(Collected data entries)
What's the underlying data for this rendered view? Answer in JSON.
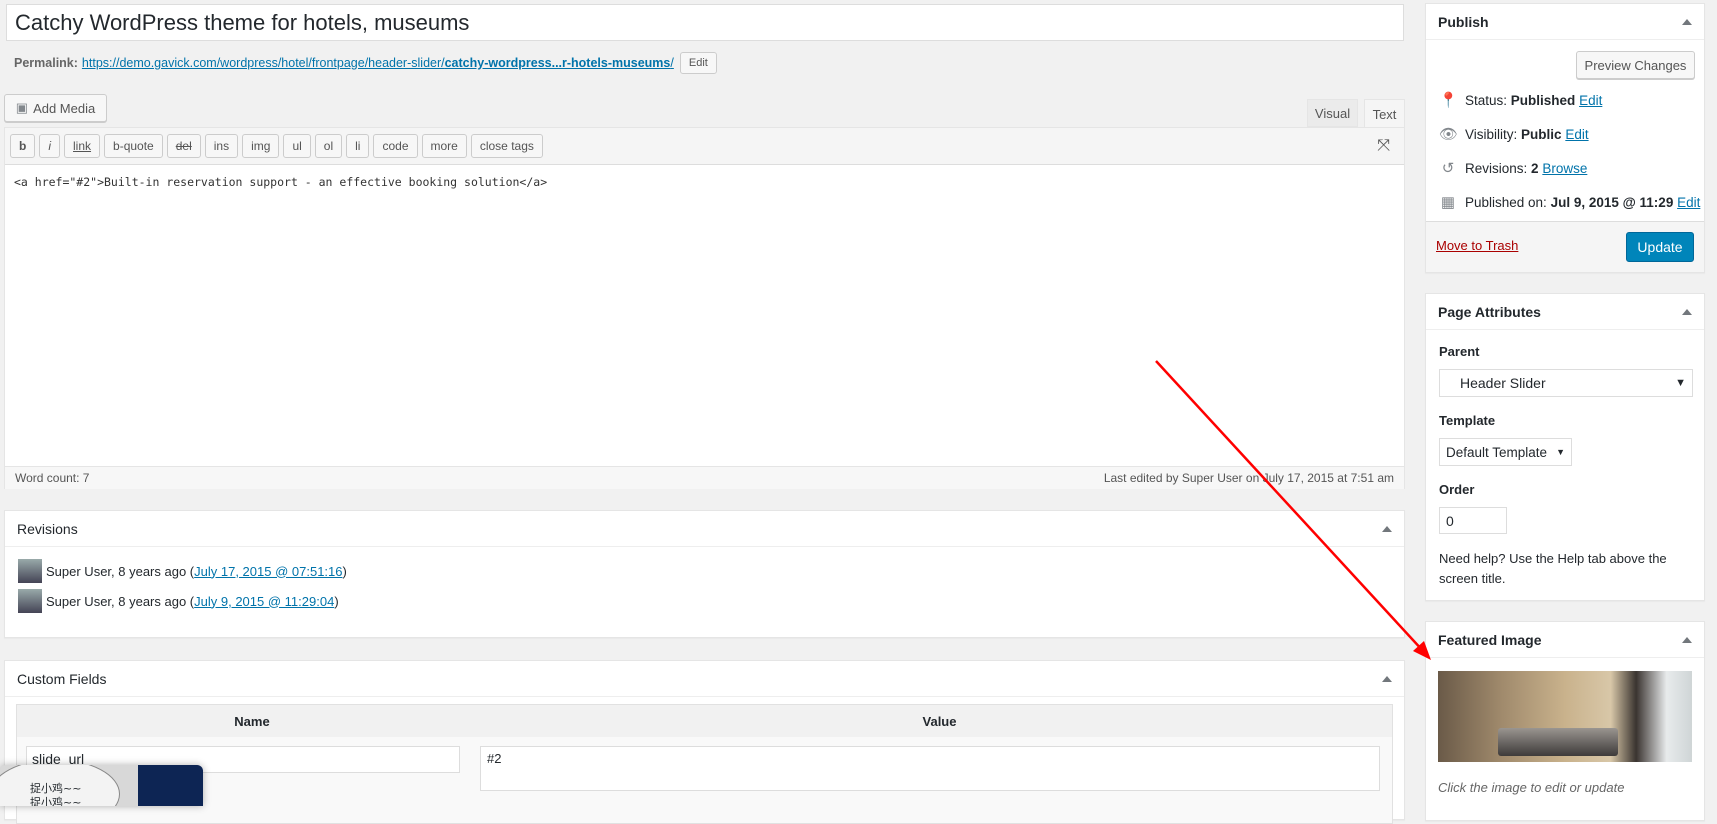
{
  "post": {
    "title": "Catchy WordPress theme for hotels, museums",
    "permalink_label": "Permalink:",
    "permalink_base": "https://demo.gavick.com/wordpress/hotel/frontpage/header-slider/",
    "permalink_slug": "catchy-wordpress...r-hotels-museums",
    "permalink_end": "/",
    "edit_label": "Edit"
  },
  "editor": {
    "add_media": "Add Media",
    "tabs": [
      "Visual",
      "Text"
    ],
    "quicktags": [
      "b",
      "i",
      "link",
      "b-quote",
      "del",
      "ins",
      "img",
      "ul",
      "ol",
      "li",
      "code",
      "more",
      "close tags"
    ],
    "content": "<a href=\"#2\">Built-in reservation support - an effective booking solution</a>",
    "word_count": "Word count: 7",
    "last_edited": "Last edited by Super User on July 17, 2015 at 7:51 am"
  },
  "revisions": {
    "title": "Revisions",
    "items": [
      {
        "text": "Super User, 8 years ago (",
        "link": "July 17, 2015 @ 07:51:16",
        "end": ")"
      },
      {
        "text": "Super User, 8 years ago (",
        "link": "July 9, 2015 @ 11:29:04",
        "end": ")"
      }
    ]
  },
  "custom_fields": {
    "title": "Custom Fields",
    "col_name": "Name",
    "col_value": "Value",
    "rows": [
      {
        "name": "slide_url",
        "value": "#2"
      }
    ]
  },
  "publish": {
    "title": "Publish",
    "preview": "Preview Changes",
    "status_label": "Status:",
    "status": "Published",
    "visibility_label": "Visibility:",
    "visibility": "Public",
    "revisions_label": "Revisions:",
    "revisions": "2",
    "browse": "Browse",
    "published_label": "Published on:",
    "published": "Jul 9, 2015 @ 11:29",
    "edit": "Edit",
    "trash": "Move to Trash",
    "update": "Update"
  },
  "page_attributes": {
    "title": "Page Attributes",
    "parent_label": "Parent",
    "parent_value": "Header Slider",
    "template_label": "Template",
    "template_value": "Default Template",
    "order_label": "Order",
    "order_value": "0",
    "help": "Need help? Use the Help tab above the screen title."
  },
  "featured_image": {
    "title": "Featured Image",
    "caption": "Click the image to edit or update"
  },
  "overlay": {
    "text1": "捉小鸡~~",
    "text2": "捉小鸡~~"
  },
  "colors": {
    "primary": "#0085ba",
    "link": "#0073aa",
    "trash": "#a00",
    "arrow": "#ff0000"
  }
}
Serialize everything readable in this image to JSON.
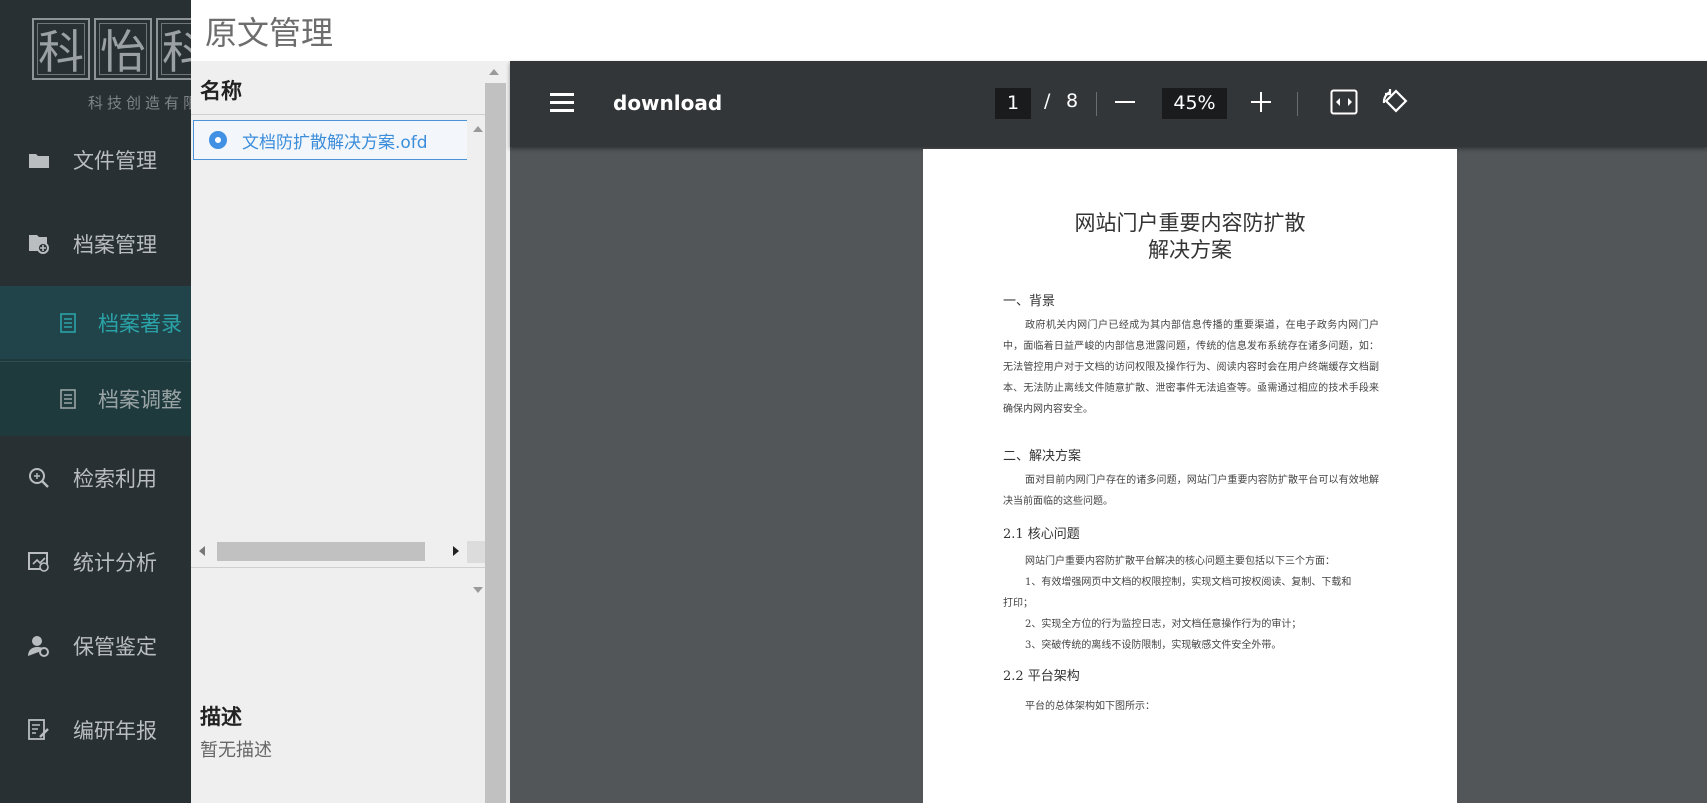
{
  "sidebar": {
    "logo_chars": [
      "科",
      "怡",
      "科"
    ],
    "logo_sub": "科技创造有限",
    "items": [
      {
        "label": "文件管理",
        "icon": "folder-icon"
      },
      {
        "label": "档案管理",
        "icon": "archive-icon"
      },
      {
        "label": "检索利用",
        "icon": "search-icon"
      },
      {
        "label": "统计分析",
        "icon": "chart-icon"
      },
      {
        "label": "保管鉴定",
        "icon": "user-gear-icon"
      },
      {
        "label": "编研年报",
        "icon": "report-icon"
      }
    ],
    "sub_items": [
      {
        "label": "档案著录",
        "icon": "document-icon",
        "active": true
      },
      {
        "label": "档案调整",
        "icon": "document-icon",
        "active": false
      }
    ],
    "accent_color": "#2aa3a8"
  },
  "panel": {
    "title": "原文管理",
    "name_header": "名称",
    "files": [
      {
        "name": "文档防扩散解决方案.ofd",
        "selected": true
      }
    ],
    "description_label": "描述",
    "description_value": "暂无描述"
  },
  "viewer": {
    "doc_title": "download",
    "current_page": "1",
    "page_separator": "/",
    "total_pages": "8",
    "zoom": "45%",
    "document": {
      "title_line1": "网站门户重要内容防扩散",
      "title_line2": "解决方案",
      "section1_title": "一、背景",
      "section1_text": "政府机关内网门户已经成为其内部信息传播的重要渠道，在电子政务内网门户中，面临着日益严峻的内部信息泄露问题，传统的信息发布系统存在诸多问题，如：无法管控用户对于文档的访问权限及操作行为、阅读内容时会在用户终端缓存文档副本、无法防止离线文件随意扩散、泄密事件无法追查等。亟需通过相应的技术手段来确保内网内容安全。",
      "section2_title": "二、解决方案",
      "section2_text": "面对目前内网门户存在的诸多问题，网站门户重要内容防扩散平台可以有效地解决当前面临的这些问题。",
      "section21_title": "2.1  核心问题",
      "section21_intro": "网站门户重要内容防扩散平台解决的核心问题主要包括以下三个方面：",
      "section21_item1a": "1、有效增强网页中文档的权限控制，实现文档可按权阅读、复制、下载和",
      "section21_item1b": "打印；",
      "section21_item2": "2、实现全方位的行为监控日志，对文档任意操作行为的审计；",
      "section21_item3": "3、突破传统的离线不设防限制，实现敏感文件安全外带。",
      "section22_title": "2.2 平台架构",
      "section22_text": "平台的总体架构如下图所示："
    }
  }
}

*Exercise brief*
Skip the pictures and print each record exactly as it stands.

*Solution to the exercise*
What's the underlying data for this rendered view? Answer in JSON.
{
  "post": {
    "title": "Catchy WordPress theme for hotels, museums",
    "permalink_label": "Permalink:",
    "permalink_base": "https://demo.gavick.com/wordpress/hotel/frontpage/header-slider/",
    "permalink_slug": "catchy-wordpress...r-hotels-museums",
    "permalink_end": "/",
    "edit_label": "Edit"
  },
  "editor": {
    "add_media": "Add Media",
    "tabs": [
      "Visual",
      "Text"
    ],
    "quicktags": [
      "b",
      "i",
      "link",
      "b-quote",
      "del",
      "ins",
      "img",
      "ul",
      "ol",
      "li",
      "code",
      "more",
      "close tags"
    ],
    "content": "<a href=\"#2\">Built-in reservation support - an effective booking solution</a>",
    "word_count": "Word count: 7",
    "last_edited": "Last edited by Super User on July 17, 2015 at 7:51 am"
  },
  "revisions": {
    "title": "Revisions",
    "items": [
      {
        "text": "Super User, 8 years ago (",
        "link": "July 17, 2015 @ 07:51:16",
        "end": ")"
      },
      {
        "text": "Super User, 8 years ago (",
        "link": "July 9, 2015 @ 11:29:04",
        "end": ")"
      }
    ]
  },
  "custom_fields": {
    "title": "Custom Fields",
    "col_name": "Name",
    "col_value": "Value",
    "rows": [
      {
        "name": "slide_url",
        "value": "#2"
      }
    ]
  },
  "publish": {
    "title": "Publish",
    "preview": "Preview Changes",
    "status_label": "Status:",
    "status": "Published",
    "visibility_label": "Visibility:",
    "visibility": "Public",
    "revisions_label": "Revisions:",
    "revisions": "2",
    "browse": "Browse",
    "published_label": "Published on:",
    "published": "Jul 9, 2015 @ 11:29",
    "edit": "Edit",
    "trash": "Move to Trash",
    "update": "Update"
  },
  "page_attributes": {
    "title": "Page Attributes",
    "parent_label": "Parent",
    "parent_value": "Header Slider",
    "template_label": "Template",
    "template_value": "Default Template",
    "order_label": "Order",
    "order_value": "0",
    "help": "Need help? Use the Help tab above the screen title."
  },
  "featured_image": {
    "title": "Featured Image",
    "caption": "Click the image to edit or update"
  },
  "overlay": {
    "text1": "捉小鸡~~",
    "text2": "捉小鸡~~"
  },
  "colors": {
    "primary": "#0085ba",
    "link": "#0073aa",
    "trash": "#a00",
    "arrow": "#ff0000"
  }
}
Serialize everything readable in this image to JSON.
{
  "sidebar": {
    "logo_chars": [
      "科",
      "怡",
      "科"
    ],
    "logo_sub": "科技创造有限",
    "items": [
      {
        "label": "文件管理",
        "icon": "folder-icon"
      },
      {
        "label": "档案管理",
        "icon": "archive-icon"
      },
      {
        "label": "检索利用",
        "icon": "search-icon"
      },
      {
        "label": "统计分析",
        "icon": "chart-icon"
      },
      {
        "label": "保管鉴定",
        "icon": "user-gear-icon"
      },
      {
        "label": "编研年报",
        "icon": "report-icon"
      }
    ],
    "sub_items": [
      {
        "label": "档案著录",
        "icon": "document-icon",
        "active": true
      },
      {
        "label": "档案调整",
        "icon": "document-icon",
        "active": false
      }
    ],
    "accent_color": "#2aa3a8"
  },
  "panel": {
    "title": "原文管理",
    "name_header": "名称",
    "files": [
      {
        "name": "文档防扩散解决方案.ofd",
        "selected": true
      }
    ],
    "description_label": "描述",
    "description_value": "暂无描述"
  },
  "viewer": {
    "doc_title": "download",
    "current_page": "1",
    "page_separator": "/",
    "total_pages": "8",
    "zoom": "45%",
    "document": {
      "title_line1": "网站门户重要内容防扩散",
      "title_line2": "解决方案",
      "section1_title": "一、背景",
      "section1_text": "政府机关内网门户已经成为其内部信息传播的重要渠道，在电子政务内网门户中，面临着日益严峻的内部信息泄露问题，传统的信息发布系统存在诸多问题，如：无法管控用户对于文档的访问权限及操作行为、阅读内容时会在用户终端缓存文档副本、无法防止离线文件随意扩散、泄密事件无法追查等。亟需通过相应的技术手段来确保内网内容安全。",
      "section2_title": "二、解决方案",
      "section2_text": "面对目前内网门户存在的诸多问题，网站门户重要内容防扩散平台可以有效地解决当前面临的这些问题。",
      "section21_title": "2.1  核心问题",
      "section21_intro": "网站门户重要内容防扩散平台解决的核心问题主要包括以下三个方面：",
      "section21_item1a": "1、有效增强网页中文档的权限控制，实现文档可按权阅读、复制、下载和",
      "section21_item1b": "打印；",
      "section21_item2": "2、实现全方位的行为监控日志，对文档任意操作行为的审计；",
      "section21_item3": "3、突破传统的离线不设防限制，实现敏感文件安全外带。",
      "section22_title": "2.2 平台架构",
      "section22_text": "平台的总体架构如下图所示："
    }
  }
}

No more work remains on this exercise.